─── Source data

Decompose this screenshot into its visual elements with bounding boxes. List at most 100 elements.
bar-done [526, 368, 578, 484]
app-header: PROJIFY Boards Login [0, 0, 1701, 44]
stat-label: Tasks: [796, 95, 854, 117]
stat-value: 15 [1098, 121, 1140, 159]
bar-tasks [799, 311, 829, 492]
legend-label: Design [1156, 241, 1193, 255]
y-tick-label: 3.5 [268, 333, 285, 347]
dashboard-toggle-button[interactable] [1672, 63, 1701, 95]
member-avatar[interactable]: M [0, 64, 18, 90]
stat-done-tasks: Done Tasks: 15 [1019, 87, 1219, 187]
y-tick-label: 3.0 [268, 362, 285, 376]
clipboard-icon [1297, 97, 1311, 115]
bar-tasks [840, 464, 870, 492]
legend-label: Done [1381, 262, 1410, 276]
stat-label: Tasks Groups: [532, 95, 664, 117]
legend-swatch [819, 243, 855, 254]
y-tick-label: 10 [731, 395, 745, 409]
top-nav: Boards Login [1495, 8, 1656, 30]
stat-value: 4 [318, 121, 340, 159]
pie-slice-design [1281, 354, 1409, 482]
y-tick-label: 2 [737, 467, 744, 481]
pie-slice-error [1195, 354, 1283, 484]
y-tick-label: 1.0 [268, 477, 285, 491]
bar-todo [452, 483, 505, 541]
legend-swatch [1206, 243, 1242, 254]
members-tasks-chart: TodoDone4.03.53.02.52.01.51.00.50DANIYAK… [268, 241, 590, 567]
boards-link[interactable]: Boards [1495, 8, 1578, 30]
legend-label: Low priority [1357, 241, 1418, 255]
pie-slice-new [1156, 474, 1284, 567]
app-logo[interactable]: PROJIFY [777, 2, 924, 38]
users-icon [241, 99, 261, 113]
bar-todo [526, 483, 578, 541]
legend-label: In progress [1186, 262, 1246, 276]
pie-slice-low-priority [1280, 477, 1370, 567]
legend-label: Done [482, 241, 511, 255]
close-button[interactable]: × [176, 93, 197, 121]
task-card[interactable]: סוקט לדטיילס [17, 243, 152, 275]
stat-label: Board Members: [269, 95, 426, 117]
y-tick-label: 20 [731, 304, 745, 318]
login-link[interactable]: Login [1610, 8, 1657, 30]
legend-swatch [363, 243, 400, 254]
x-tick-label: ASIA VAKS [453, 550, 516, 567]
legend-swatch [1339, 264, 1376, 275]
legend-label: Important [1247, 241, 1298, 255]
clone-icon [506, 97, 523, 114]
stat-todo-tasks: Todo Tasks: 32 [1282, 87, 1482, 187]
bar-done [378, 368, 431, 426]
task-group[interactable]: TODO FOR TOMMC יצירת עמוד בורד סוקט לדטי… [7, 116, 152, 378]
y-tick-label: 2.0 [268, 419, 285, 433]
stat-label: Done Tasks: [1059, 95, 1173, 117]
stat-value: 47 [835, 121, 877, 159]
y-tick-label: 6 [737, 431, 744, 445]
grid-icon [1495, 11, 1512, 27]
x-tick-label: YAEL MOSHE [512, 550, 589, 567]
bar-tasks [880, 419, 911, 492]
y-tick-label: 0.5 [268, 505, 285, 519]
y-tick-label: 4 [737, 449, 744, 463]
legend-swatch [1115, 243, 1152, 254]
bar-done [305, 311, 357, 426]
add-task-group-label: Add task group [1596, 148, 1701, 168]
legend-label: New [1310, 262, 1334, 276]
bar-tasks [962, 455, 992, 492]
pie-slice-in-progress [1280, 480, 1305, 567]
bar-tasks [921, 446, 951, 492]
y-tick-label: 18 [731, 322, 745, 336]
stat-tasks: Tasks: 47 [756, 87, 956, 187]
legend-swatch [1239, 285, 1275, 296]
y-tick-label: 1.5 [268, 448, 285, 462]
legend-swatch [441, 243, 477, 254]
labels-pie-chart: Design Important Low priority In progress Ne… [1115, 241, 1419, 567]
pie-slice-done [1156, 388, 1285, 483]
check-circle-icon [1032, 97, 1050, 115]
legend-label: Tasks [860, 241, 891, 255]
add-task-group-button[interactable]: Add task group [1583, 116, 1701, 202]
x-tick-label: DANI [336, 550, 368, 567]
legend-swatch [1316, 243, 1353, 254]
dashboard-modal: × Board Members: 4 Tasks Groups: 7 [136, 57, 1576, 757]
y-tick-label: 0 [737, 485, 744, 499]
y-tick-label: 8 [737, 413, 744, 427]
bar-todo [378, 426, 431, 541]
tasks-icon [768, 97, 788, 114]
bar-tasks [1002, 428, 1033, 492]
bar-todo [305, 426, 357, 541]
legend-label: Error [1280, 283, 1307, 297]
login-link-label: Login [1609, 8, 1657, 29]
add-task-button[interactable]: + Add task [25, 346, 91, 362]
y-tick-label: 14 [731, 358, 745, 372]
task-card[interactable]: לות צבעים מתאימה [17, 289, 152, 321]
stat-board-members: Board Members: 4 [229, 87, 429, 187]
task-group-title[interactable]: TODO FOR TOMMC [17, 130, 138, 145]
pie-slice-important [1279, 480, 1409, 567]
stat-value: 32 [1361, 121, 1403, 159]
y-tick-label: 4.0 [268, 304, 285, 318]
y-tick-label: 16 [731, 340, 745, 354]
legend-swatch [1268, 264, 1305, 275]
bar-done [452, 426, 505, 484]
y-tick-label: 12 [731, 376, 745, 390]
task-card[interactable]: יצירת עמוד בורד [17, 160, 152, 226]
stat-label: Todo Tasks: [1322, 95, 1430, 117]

──────

# Task objective:
Repeat the listing above word for word, starting with its first line and stopping after the line containing "member-avatar[interactable]: M [0, 64, 18, 90]".

# Expected answer:
Decompose this screenshot into its visual elements with bounding boxes. List at most 100 elements.
bar-done [526, 368, 578, 484]
app-header: PROJIFY Boards Login [0, 0, 1701, 44]
stat-label: Tasks: [796, 95, 854, 117]
stat-value: 15 [1098, 121, 1140, 159]
bar-tasks [799, 311, 829, 492]
legend-label: Design [1156, 241, 1193, 255]
y-tick-label: 3.5 [268, 333, 285, 347]
dashboard-toggle-button[interactable] [1672, 63, 1701, 95]
member-avatar[interactable]: M [0, 64, 18, 90]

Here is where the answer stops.